--- Begin Material for the task ---

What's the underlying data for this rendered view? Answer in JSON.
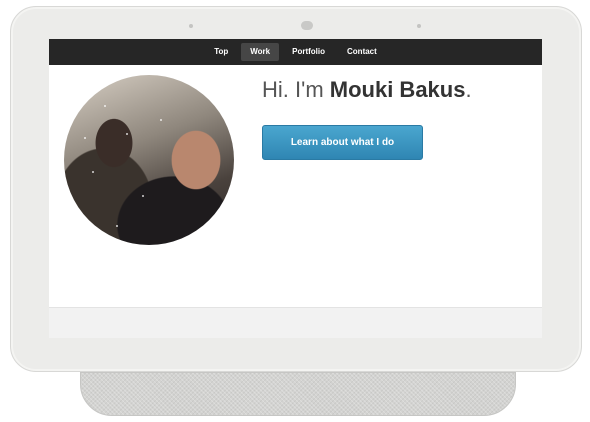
{
  "nav": {
    "items": [
      {
        "label": "Top",
        "active": false
      },
      {
        "label": "Work",
        "active": true
      },
      {
        "label": "Portfolio",
        "active": false
      },
      {
        "label": "Contact",
        "active": false
      }
    ]
  },
  "hero": {
    "greeting": "Hi. I'm ",
    "name": "Mouki Bakus",
    "punct": ".",
    "cta_label": "Learn about what I do"
  },
  "colors": {
    "navbar": "#262626",
    "nav_active": "#464646",
    "cta": "#3a93c1",
    "device": "#ececea"
  }
}
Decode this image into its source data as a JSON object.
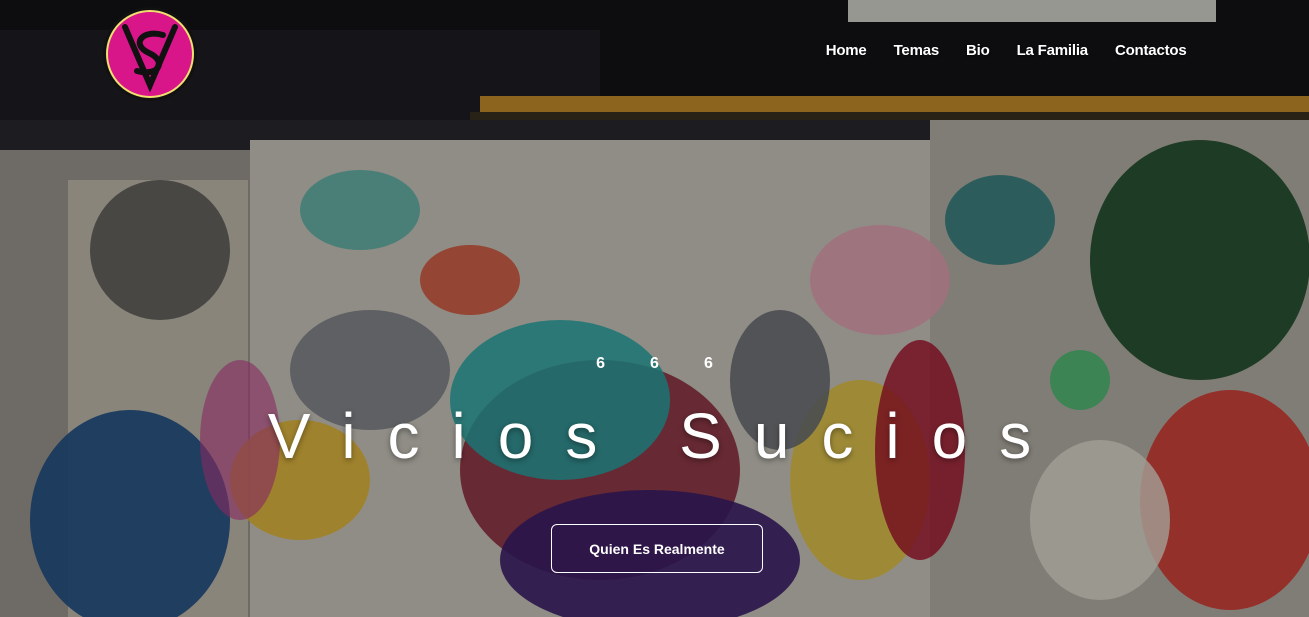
{
  "brand": {
    "logo": "vs-monogram-logo",
    "accent": "#d9158a"
  },
  "nav": {
    "items": [
      {
        "label": "Home"
      },
      {
        "label": "Temas"
      },
      {
        "label": "Bio"
      },
      {
        "label": "La Familia"
      },
      {
        "label": "Contactos"
      }
    ]
  },
  "hero": {
    "eyebrow": "666",
    "title": "Vicios Sucios",
    "cta_label": "Quien Es Realmente",
    "background": "graffiti-wall-image"
  }
}
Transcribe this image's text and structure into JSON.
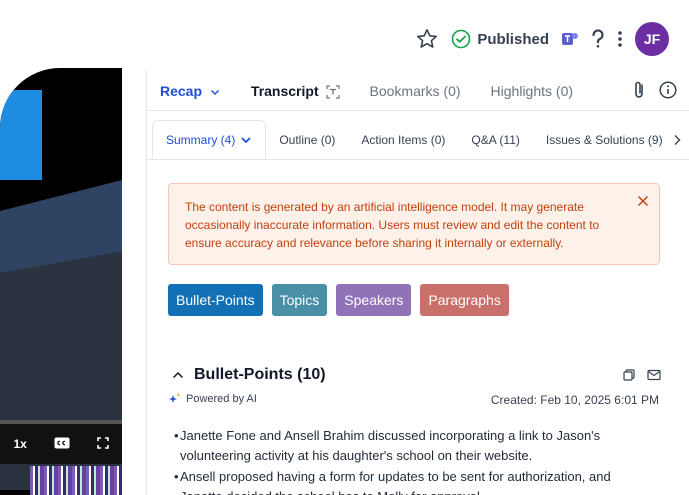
{
  "header": {
    "status_label": "Published",
    "avatar_initials": "JF"
  },
  "video": {
    "speed_label": "1x"
  },
  "top_tabs": [
    {
      "label": "Recap"
    },
    {
      "label": "Transcript"
    },
    {
      "label": "Bookmarks (0)"
    },
    {
      "label": "Highlights (0)"
    }
  ],
  "sub_tabs": [
    {
      "label": "Summary (4)"
    },
    {
      "label": "Outline (0)"
    },
    {
      "label": "Action Items (0)"
    },
    {
      "label": "Q&A (11)"
    },
    {
      "label": "Issues & Solutions (9)"
    }
  ],
  "notice": {
    "text": "The content is generated by an artificial intelligence model. It may generate occasionally inaccurate information. Users must review and edit the content to ensure accuracy and relevance before sharing it internally or externally."
  },
  "chips": [
    {
      "label": "Bullet-Points"
    },
    {
      "label": "Topics"
    },
    {
      "label": "Speakers"
    },
    {
      "label": "Paragraphs"
    }
  ],
  "section": {
    "title": "Bullet-Points (10)",
    "powered_by": "Powered by AI",
    "created": "Created: Feb 10, 2025 6:01 PM"
  },
  "bullets": [
    "Janette Fone and Ansell Brahim discussed incorporating a link to Jason's volunteering activity at his daughter's school on their website.",
    "Ansell proposed having a form for updates to be sent for authorization, and Janette decided the school has to Molly for approval."
  ],
  "colors": {
    "accent": "#1d4ed8",
    "avatar": "#6b2fa3",
    "notice_bg": "#fdf1ea",
    "notice_text": "#c2410c"
  }
}
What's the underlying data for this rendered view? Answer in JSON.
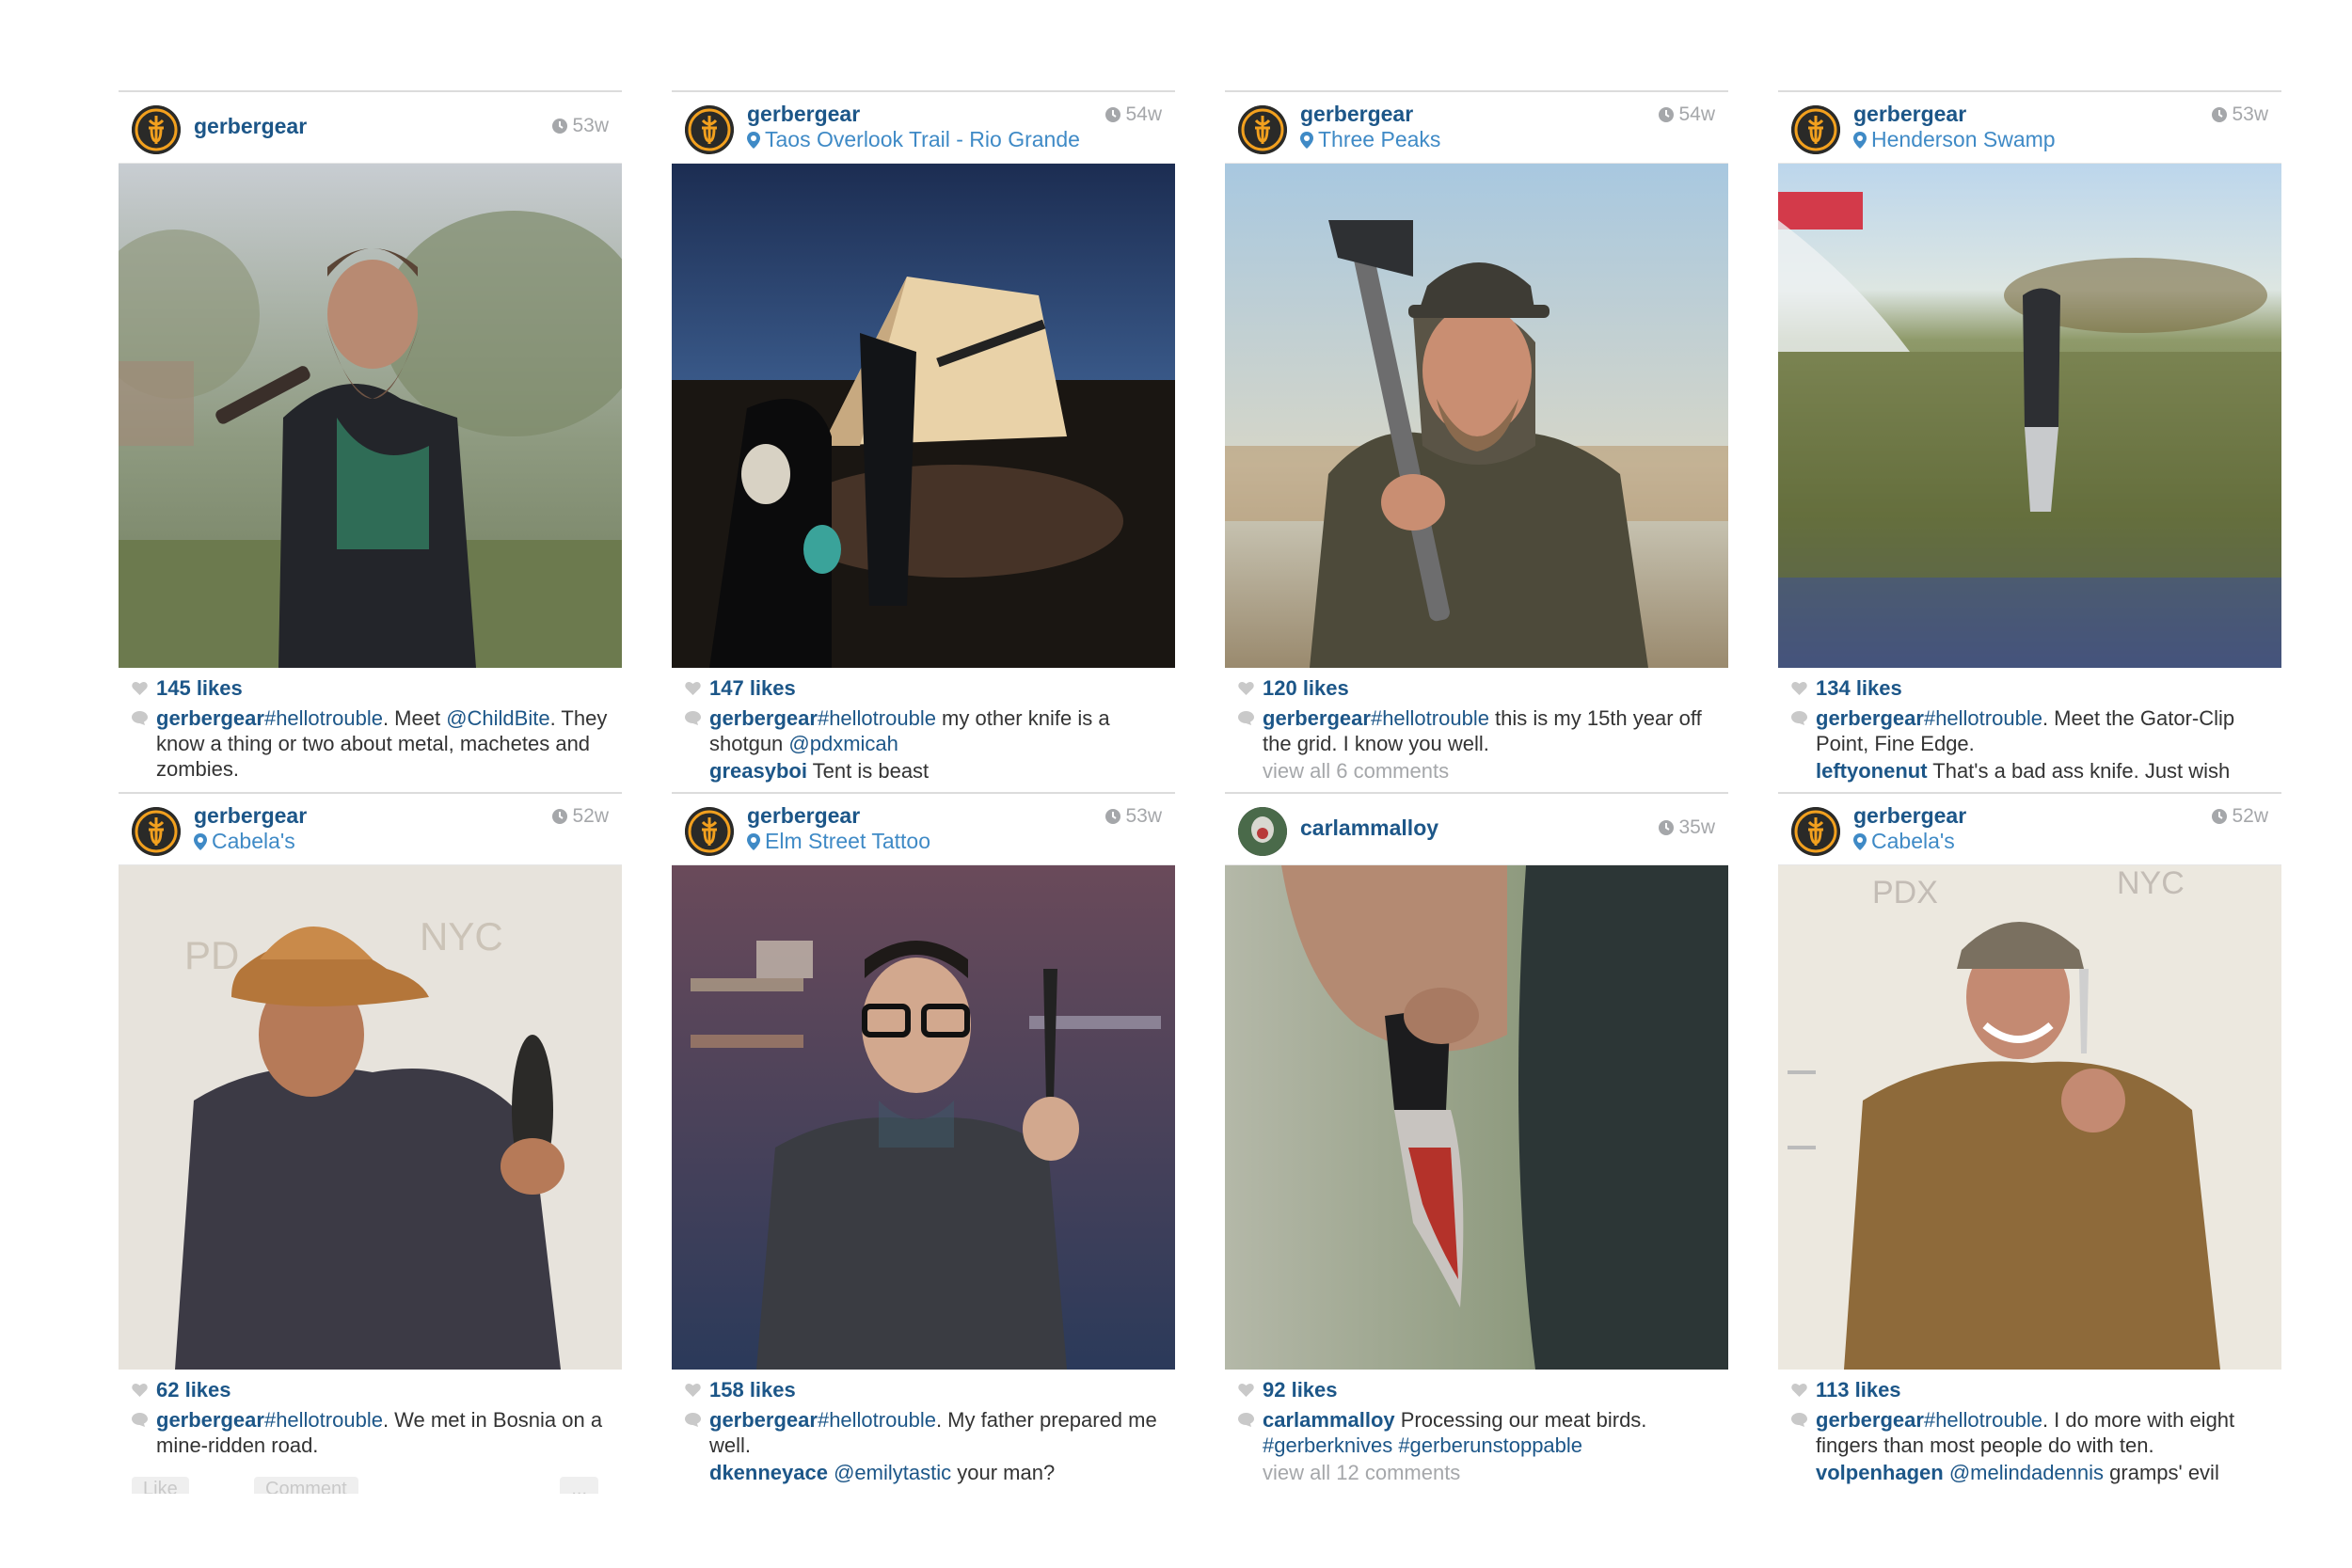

--- End Material for the task ---

_Problem to work on_.
Count how many lines above contain the word "Points". Reply with the number alone.

_Response to the task_.
2